Reply with nothing except the number of lines that contain the word "coin".

***** Records supplied

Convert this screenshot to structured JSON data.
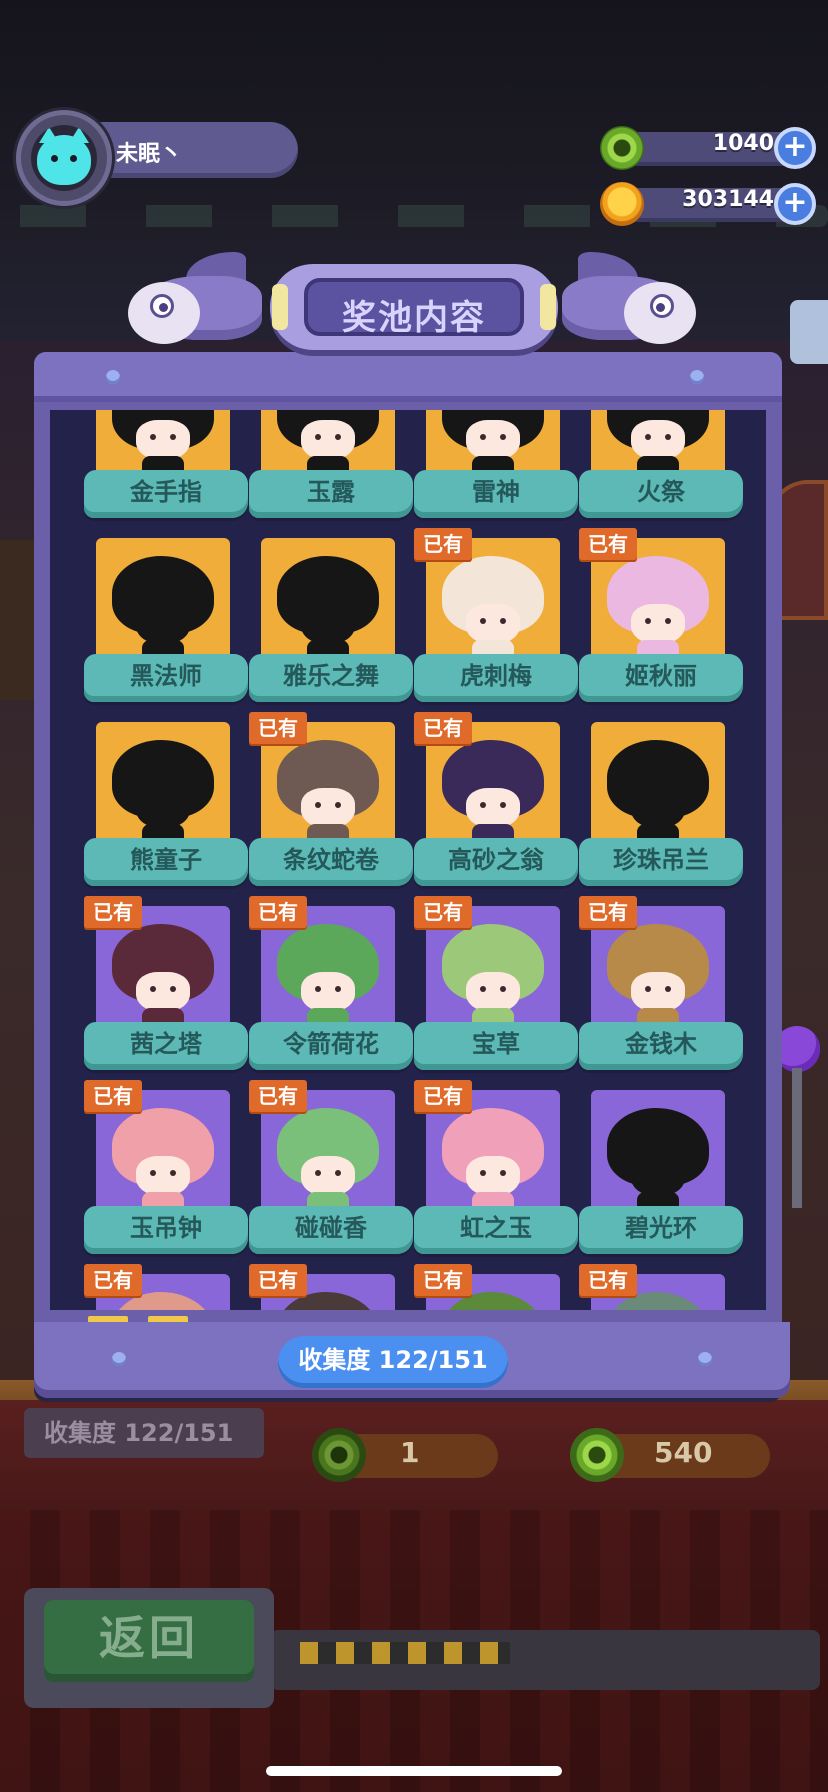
{
  "player": {
    "name": "未眠丶"
  },
  "currencies": [
    {
      "icon": "green-coin-icon",
      "value": "1040"
    },
    {
      "icon": "orange-planet-coin-icon",
      "value": "303144"
    }
  ],
  "modal": {
    "title": "奖池内容",
    "owned_label": "已有",
    "collection_label": "收集度  122/151",
    "items": [
      {
        "name": "金手指",
        "owned": false,
        "bg": "gold"
      },
      {
        "name": "玉露",
        "owned": false,
        "bg": "gold"
      },
      {
        "name": "雷神",
        "owned": false,
        "bg": "gold"
      },
      {
        "name": "火祭",
        "owned": false,
        "bg": "gold"
      },
      {
        "name": "黑法师",
        "owned": false,
        "bg": "gold",
        "silhouette": true
      },
      {
        "name": "雅乐之舞",
        "owned": false,
        "bg": "gold",
        "silhouette": true
      },
      {
        "name": "虎刺梅",
        "owned": true,
        "bg": "gold",
        "hair": "#f3e6d8"
      },
      {
        "name": "姬秋丽",
        "owned": true,
        "bg": "gold",
        "hair": "#eab8e0"
      },
      {
        "name": "熊童子",
        "owned": false,
        "bg": "gold",
        "silhouette": true
      },
      {
        "name": "条纹蛇卷",
        "owned": true,
        "bg": "gold",
        "hair": "#6e5a52"
      },
      {
        "name": "高砂之翁",
        "owned": true,
        "bg": "gold",
        "hair": "#3a2a5a"
      },
      {
        "name": "珍珠吊兰",
        "owned": false,
        "bg": "gold",
        "silhouette": true
      },
      {
        "name": "茜之塔",
        "owned": true,
        "bg": "purple",
        "hair": "#5a2a3a"
      },
      {
        "name": "令箭荷花",
        "owned": true,
        "bg": "purple",
        "hair": "#5ba85a"
      },
      {
        "name": "宝草",
        "owned": true,
        "bg": "purple",
        "hair": "#9cc87a"
      },
      {
        "name": "金钱木",
        "owned": true,
        "bg": "purple",
        "hair": "#b88a4a"
      },
      {
        "name": "玉吊钟",
        "owned": true,
        "bg": "purple",
        "hair": "#f0a0a8"
      },
      {
        "name": "碰碰香",
        "owned": true,
        "bg": "purple",
        "hair": "#7ac07a"
      },
      {
        "name": "虹之玉",
        "owned": true,
        "bg": "purple",
        "hair": "#f0a0b8"
      },
      {
        "name": "碧光环",
        "owned": false,
        "bg": "purple",
        "silhouette": true
      },
      {
        "name": "",
        "owned": true,
        "bg": "purple",
        "hair": "#e09a8a"
      },
      {
        "name": "",
        "owned": true,
        "bg": "purple",
        "hair": "#4a3a3a"
      },
      {
        "name": "",
        "owned": true,
        "bg": "purple",
        "hair": "#5a8a3a"
      },
      {
        "name": "",
        "owned": true,
        "bg": "purple",
        "hair": "#6a8a7a"
      }
    ]
  },
  "background": {
    "collection_label": "收集度  122/151",
    "single_cost": "1",
    "multi_cost": "540",
    "back_label": "返回"
  },
  "colors": {
    "owned_badge": "#e06a2a",
    "label_teal": "#5cb9b5",
    "tile_gold": "#f0ad3a",
    "tile_purple": "#8a67d8",
    "collect_blue": "#4b8ff0"
  }
}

**********

> Exercise result: 2